◆ Assigned task: Every entry is to be set down a second time, precisely as written.

◆ Data section:
####
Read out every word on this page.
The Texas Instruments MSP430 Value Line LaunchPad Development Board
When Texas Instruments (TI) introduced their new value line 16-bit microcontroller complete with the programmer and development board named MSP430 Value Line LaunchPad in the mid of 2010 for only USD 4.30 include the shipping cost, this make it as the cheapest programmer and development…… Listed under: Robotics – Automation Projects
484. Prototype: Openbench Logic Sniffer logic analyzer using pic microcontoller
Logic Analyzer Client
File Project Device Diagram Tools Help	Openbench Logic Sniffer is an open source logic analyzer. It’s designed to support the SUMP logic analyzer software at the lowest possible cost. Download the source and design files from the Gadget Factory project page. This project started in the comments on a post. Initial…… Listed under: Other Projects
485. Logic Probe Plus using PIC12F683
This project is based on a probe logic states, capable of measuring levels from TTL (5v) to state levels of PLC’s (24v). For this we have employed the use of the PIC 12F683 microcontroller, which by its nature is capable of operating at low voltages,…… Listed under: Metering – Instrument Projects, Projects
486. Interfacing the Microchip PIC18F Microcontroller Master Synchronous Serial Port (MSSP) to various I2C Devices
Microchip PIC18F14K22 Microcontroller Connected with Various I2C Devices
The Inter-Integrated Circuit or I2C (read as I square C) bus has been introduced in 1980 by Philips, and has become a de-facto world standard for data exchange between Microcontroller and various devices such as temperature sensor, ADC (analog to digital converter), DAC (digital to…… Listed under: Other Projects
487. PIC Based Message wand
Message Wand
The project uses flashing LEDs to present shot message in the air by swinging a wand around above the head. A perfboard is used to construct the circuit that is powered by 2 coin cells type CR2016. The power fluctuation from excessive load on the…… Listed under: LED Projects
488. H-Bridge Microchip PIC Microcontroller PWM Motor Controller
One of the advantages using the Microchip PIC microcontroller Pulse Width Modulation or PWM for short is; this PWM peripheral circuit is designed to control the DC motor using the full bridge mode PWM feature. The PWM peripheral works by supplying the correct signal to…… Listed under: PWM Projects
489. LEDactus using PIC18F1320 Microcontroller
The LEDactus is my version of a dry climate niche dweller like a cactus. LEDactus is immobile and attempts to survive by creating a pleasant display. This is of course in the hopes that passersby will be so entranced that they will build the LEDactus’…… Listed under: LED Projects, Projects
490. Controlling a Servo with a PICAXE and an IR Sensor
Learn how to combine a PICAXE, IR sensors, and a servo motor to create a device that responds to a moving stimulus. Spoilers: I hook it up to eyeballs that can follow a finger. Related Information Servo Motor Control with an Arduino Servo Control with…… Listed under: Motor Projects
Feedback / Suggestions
####
◆ Exercise output:
Read out every word on this page.
The Texas Instruments MSP430 Value Line LaunchPad Development Board
When Texas Instruments (TI) introduced their new value line 16-bit microcontroller complete with the programmer and development board named MSP430 Value Line LaunchPad in the mid of 2010 for only USD 4.30 include the shipping cost, this make it as the cheapest programmer and development…… Listed under: Robotics – Automation Projects
484. Prototype: Openbench Logic Sniffer logic analyzer using pic microcontoller
Logic Analyzer Client
File Project Device Diagram Tools Help	Openbench Logic Sniffer is an open source logic analyzer. It’s designed to support the SUMP logic analyzer software at the lowest possible cost. Download the source and design files from the Gadget Factory project page. This project started in the comments on a post. Initial…… Listed under: Other Projects
485. Logic Probe Plus using PIC12F683
This project is based on a probe logic states, capable of measuring levels from TTL (5v) to state levels of PLC’s (24v). For this we have employed the use of the PIC 12F683 microcontroller, which by its nature is capable of operating at low voltages,…… Listed under: Metering – Instrument Projects, Projects
486. Interfacing the Microchip PIC18F Microcontroller Master Synchronous Serial Port (MSSP) to various I2C Devices
Microchip PIC18F14K22 Microcontroller Connected with Various I2C Devices
The Inter-Integrated Circuit or I2C (read as I square C) bus has been introduced in 1980 by Philips, and has become a de-facto world standard for data exchange between Microcontroller and various devices such as temperature sensor, ADC (analog to digital converter), DAC (digital to…… Listed under: Other Projects
487. PIC Based Message wand
Message Wand
The project uses flashing LEDs to present shot message in the air by swinging a wand around above the head. A perfboard is used to construct the circuit that is powered by 2 coin cells type CR2016. The power fluctuation from excessive load on the…… Listed under: LED Projects
488. H-Bridge Microchip PIC Microcontroller PWM Motor Controller
One of the advantages using the Microchip PIC microcontroller Pulse Width Modulation or PWM for short is; this PWM peripheral circuit is designed to control the DC motor using the full bridge mode PWM feature. The PWM peripheral works by supplying the correct signal to…… Listed under: PWM Projects
489. LEDactus using PIC18F1320 Microcontroller
The LEDactus is my version of a dry climate niche dweller like a cactus. LEDactus is immobile and attempts to survive by creating a pleasant display. This is of course in the hopes that passersby will be so entranced that they will build the LEDactus’…… Listed under: LED Projects, Projects
490. Controlling a Servo with a PICAXE and an IR Sensor
Learn how to combine a PICAXE, IR sensors, and a servo motor to create a device that responds to a moving stimulus. Spoilers: I hook it up to eyeballs that can follow a finger. Related Information Servo Motor Control with an Arduino Servo Control with…… Listed under: Motor Projects
Feedback / Suggestions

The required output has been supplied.